## [Exercise]
Gather the lines that hold the string "Сгенерируй".
┄┄┄┄┄┄┄┄┄┄┄┄┄┄┄┄┄┄┄┄
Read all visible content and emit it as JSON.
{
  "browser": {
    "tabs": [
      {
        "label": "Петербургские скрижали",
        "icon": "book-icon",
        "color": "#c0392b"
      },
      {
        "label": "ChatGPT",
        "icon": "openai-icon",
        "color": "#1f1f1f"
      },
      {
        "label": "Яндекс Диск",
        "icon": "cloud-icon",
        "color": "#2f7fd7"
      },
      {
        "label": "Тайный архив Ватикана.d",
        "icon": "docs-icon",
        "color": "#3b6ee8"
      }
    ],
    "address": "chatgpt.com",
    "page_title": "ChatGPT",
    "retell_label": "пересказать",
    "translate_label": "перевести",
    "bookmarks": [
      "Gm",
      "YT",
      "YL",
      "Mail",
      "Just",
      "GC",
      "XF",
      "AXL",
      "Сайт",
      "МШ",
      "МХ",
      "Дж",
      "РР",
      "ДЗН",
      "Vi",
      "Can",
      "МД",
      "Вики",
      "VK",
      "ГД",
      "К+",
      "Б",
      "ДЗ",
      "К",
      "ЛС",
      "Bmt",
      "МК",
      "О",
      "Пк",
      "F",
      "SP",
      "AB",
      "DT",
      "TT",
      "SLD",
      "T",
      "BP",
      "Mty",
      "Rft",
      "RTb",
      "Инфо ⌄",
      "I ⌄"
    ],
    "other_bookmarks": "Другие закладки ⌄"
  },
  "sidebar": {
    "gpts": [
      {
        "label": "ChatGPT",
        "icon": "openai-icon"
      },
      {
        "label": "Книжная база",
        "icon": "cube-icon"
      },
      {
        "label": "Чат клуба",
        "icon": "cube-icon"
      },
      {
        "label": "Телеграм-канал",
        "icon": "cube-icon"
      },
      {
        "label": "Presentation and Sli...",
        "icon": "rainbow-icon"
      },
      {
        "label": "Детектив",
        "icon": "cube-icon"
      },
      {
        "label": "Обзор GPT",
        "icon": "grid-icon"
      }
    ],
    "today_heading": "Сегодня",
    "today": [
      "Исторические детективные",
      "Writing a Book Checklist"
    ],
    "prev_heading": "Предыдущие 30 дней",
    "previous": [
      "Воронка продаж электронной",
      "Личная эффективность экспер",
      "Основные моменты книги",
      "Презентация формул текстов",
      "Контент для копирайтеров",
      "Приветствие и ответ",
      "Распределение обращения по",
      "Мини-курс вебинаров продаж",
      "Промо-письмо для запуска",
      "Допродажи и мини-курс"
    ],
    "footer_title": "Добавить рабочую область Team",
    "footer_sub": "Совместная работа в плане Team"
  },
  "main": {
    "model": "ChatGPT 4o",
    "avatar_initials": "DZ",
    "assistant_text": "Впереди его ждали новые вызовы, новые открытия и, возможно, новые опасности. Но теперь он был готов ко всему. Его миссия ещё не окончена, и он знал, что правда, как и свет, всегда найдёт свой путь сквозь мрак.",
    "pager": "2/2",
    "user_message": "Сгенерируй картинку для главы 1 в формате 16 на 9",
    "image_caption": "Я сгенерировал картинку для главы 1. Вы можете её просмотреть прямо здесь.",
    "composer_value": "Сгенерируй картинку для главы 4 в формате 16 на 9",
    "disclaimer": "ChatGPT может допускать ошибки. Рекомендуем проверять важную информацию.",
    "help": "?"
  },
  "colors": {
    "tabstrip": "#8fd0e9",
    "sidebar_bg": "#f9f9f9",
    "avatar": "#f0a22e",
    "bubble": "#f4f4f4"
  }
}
┄┄┄┄┄┄┄┄┄┄┄┄┄┄┄┄┄┄┄┄
## [Exercise output]
    "user_message": "Сгенерируй картинку для главы 1 в формате 16 на 9",
    "composer_value": "Сгенерируй картинку для главы 4 в формате 16 на 9",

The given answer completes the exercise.